Série de tâches:
[1] Selon le texte sur Vincente Minnelli, en quelle année la chaîne de théâtres Balaban and Katz l'a-t-elle engagé ?
[2] Indiquez si chacune des affirmations suivantes concorde avec le texte sur Vincente Minnelli, en citant à chaque fois les mots décisifs du texte. (a) Minnelli appartenait à une troupe familiale ambulante dès l'âge de trois ans. (b) Le réalisme brutal domine dans ses films. (c) Dès ses débuts de réalisateur, les critiques ont remarqué l'élégance de son style.
[3] Poursuivez le texte consacré à Vincente Minnelli à partir de sa dernière phrase.

Texte extrait:
· · · ·
Vincente Minnelli a dit un jour lors d'une interview : "J'aime le réalisme dans tous les films". Rarement un artiste du septième art s'est montré aussi hermétique à la qualité de ses propres oeuvres. Car, quels que soient les talents de Minnelli, le moins que l'on puisse dire, c'est que le réalisme brutal est bien absent de ses films !. Véritable magicien du cinéma, Minnelli a porté à la comédie musicale à son point de perfection, ce qui ne doit pas faire oublier qu'il est également l'auteur de quelques chefs-d'oeuvre du mélodrame.

Tout le monde s'accorde à dire, fût-ce à divers titres, que Vincente Minnelli est un des grands maîtres du cinéma. Dès ses débuts de réalisateur, les critiques saluèrent l'élégance raffinée de son style; à partir du milieu des années 40, ils le considérèrent avant tout comme un des réalisateurs hollywoodiens capables de servir et d'enrichir par leur style et leur maîtrise de la mise en scène la matière de n'importe quel film. Plus récemment, leur attention s'est portée sur le côté "baroque" de ses films, sur la démesure dont il fait parfois preuve. Ces appréciations - qui sont loin d'être sans fondement - reflètent davantage, en fait, l'évolution de la critique vis-à-vis de Minnelli qu'un manque d'homogénéité dans l'oeuvre du réalisateur.

Vincente Minnelli est né le 28 février 1913 à Chicago, Illinois. Dès l'âge de 3 ans, il fait partie de la troupe familiale ambulante "The Minnelli Brothers Dramatic and Tent Show", Etudes secondaires à Chicago, à un sens du dessin remarquable. Aide-photographe, il est engagé en 1929 par la chaîne de théâtres Balaban and Katz; dessinateur et costumier des fastueux spectacles qu'on pouvait voir à Broadway dans les années 30, il participa activement à l'essor et au renouvellement de la comédie musicale.
· · · ·
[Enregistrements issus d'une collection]
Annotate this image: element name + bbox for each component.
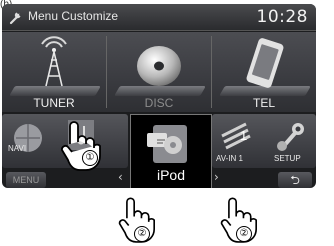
antenna-tower-icon bbox=[41, 36, 67, 87]
disc-label: DISC bbox=[144, 96, 174, 110]
ipod-label: iPod bbox=[156, 167, 186, 183]
screen-title: Menu Customize bbox=[28, 9, 119, 23]
step-callout: ② bbox=[134, 226, 150, 242]
menu-button[interactable]: MENU bbox=[6, 172, 46, 188]
back-button[interactable]: ⮌ bbox=[278, 172, 312, 188]
setup-wrench-icon bbox=[277, 123, 304, 151]
receiver-screen: Menu Customize 10:28 TUNER DISC TEL NAVI… bbox=[2, 4, 316, 188]
title-bar: Menu Customize 10:28 bbox=[2, 4, 316, 31]
ipod-tile[interactable]: iPod bbox=[130, 114, 212, 188]
disc-tile[interactable]: DISC bbox=[107, 32, 211, 112]
touch-hand-icon bbox=[61, 121, 101, 171]
tuner-label: TUNER bbox=[33, 96, 75, 110]
tuner-tile[interactable]: TUNER bbox=[2, 32, 106, 112]
tel-tile[interactable]: TEL bbox=[212, 32, 316, 112]
navi-label: NAVI bbox=[8, 144, 27, 153]
step-callout: ① bbox=[82, 150, 98, 166]
next-arrow-button[interactable]: › bbox=[214, 170, 219, 184]
source-row: TUNER DISC TEL bbox=[2, 32, 316, 112]
wrench-icon bbox=[9, 12, 21, 25]
av-in-label: AV-IN 1 bbox=[216, 154, 243, 163]
tel-label: TEL bbox=[252, 96, 275, 110]
setup-label: SETUP bbox=[274, 154, 301, 163]
clock: 10:28 bbox=[256, 7, 308, 27]
shortcut-row: NAVI iPod 1 AV-IN 1 SETUP MENU ‹ › ⮌ bbox=[2, 114, 316, 188]
phone-icon bbox=[246, 38, 284, 88]
disc-icon bbox=[137, 46, 181, 86]
ipod-icon bbox=[147, 125, 187, 163]
av-input-number: 1 bbox=[240, 128, 248, 143]
av-cable-icon bbox=[221, 122, 251, 150]
av-setup-panel[interactable]: 1 AV-IN 1 SETUP bbox=[212, 114, 316, 168]
step-callout: ② bbox=[236, 226, 252, 242]
prev-arrow-button[interactable]: ‹ bbox=[118, 170, 123, 184]
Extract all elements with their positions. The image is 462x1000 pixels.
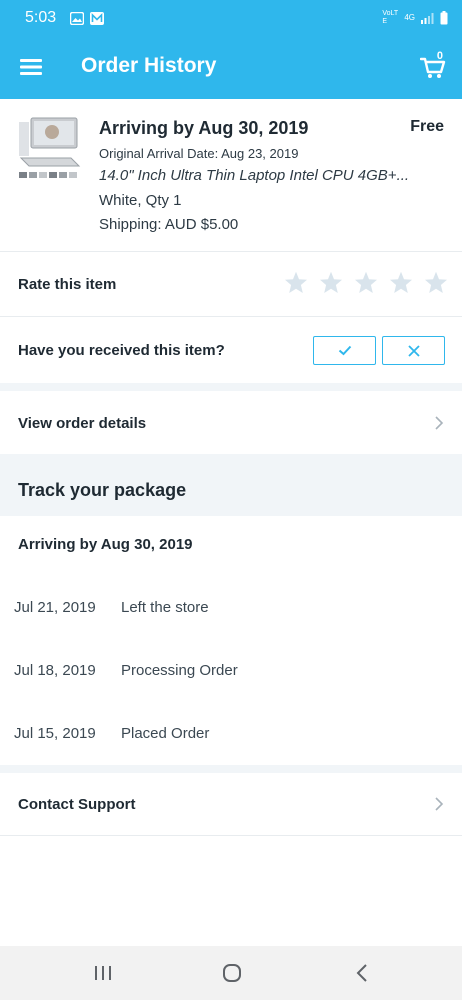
· · · ·
Réponses attendues:
[1] En 1929.

[2]
(a) Oui : « Dès l'âge de 3 ans, il fait partie de la troupe familiale ambulante ».
(b) Non : « le réalisme brutal est bien absent de ses films ».
(c) Oui : « Dès ses débuts de réalisateur, les critiques saluèrent l'élégance raffinée de son style ».

[3]
Pour donner un nouveau souffle au genre, Minnelli multipliait les emprunts à l'art moderne, à la mode et à tout ce qui était susceptible d'enrichir le spectacle; il s'efforçait en outre d'abandonner les canevas usés jusqu'à la corde des sujets sentimentaux. Il était donc logique qu'Arthur Freed, qui tentait la même expérience au sein de la MGM, fit appel à ce jeune et brillant directeur artistique (il dirigeait alors le fameux Radio City Hall de New York). Déjà, en 1937, Minnelli avait été sollicité par Hollywood mais son séjour à la Paramount s'était soldé par un échec, et il avait regagné New York. Comme il eut l'occasion de le dire plus tard, la Paramount "n'était pas disposée à financer le genre de comédies musicales que moi je voulais faire." Il en allait tout autrement avec Arthur Freed et la MGM, assez prospère pour envisager les investissements nécessaires à ce genre de films. Soutenu par Freed, Vincente Minnelli tourna à la MGM une série de comédies musicales à bien des égards révolutionnaires. Les numéros musicaux venaient s'insérer logiquement dans l'intrigue, notamment dans son troisième long métrage, "Le Chant du Missouri" (Meet Me in Saint Louis,1944). Dans ce film, les chansons semblent naître naturellement des situations auxquelles les personnages sont confrontés, il s'agissait de son premier film en Technicolor, totalement minnellien...! dans cette chronique enchanteresse de l'Amérique du début du siècle, interprétée par Judy Garland, que le réalisateur épouse l'année suivante et dont il divorcera en 1951 - Liza Minnelli est leur fille, née en décembre 1946. "Le Chant du Missouri" reste un grand moment de cinéma pour la façon subtile dont les numéros musicaux s'y enchaînent, portés en souplesse par la narration. Comme l'explique Minnelli : "Personnellement, j'ai toujours pensé qu'il fallait donner autant d'importance aux numéros qu'aux séquences dramatiques, qu'ils devaient se fondre complètement dans l'histoire, et cela n'a jamais été le cas auparavant "La fraîcheur et la nostalgie primesautières du sujet, dont l'un des temps forts est la séquence de Halloween avec l'exquise Margaret O'Brien, ne doivent pas décourager le spectateur si l'on considère les moments de beauté pure offerts par ailleurs dans ce film, qu'il est bon de revoir plusieurs fois.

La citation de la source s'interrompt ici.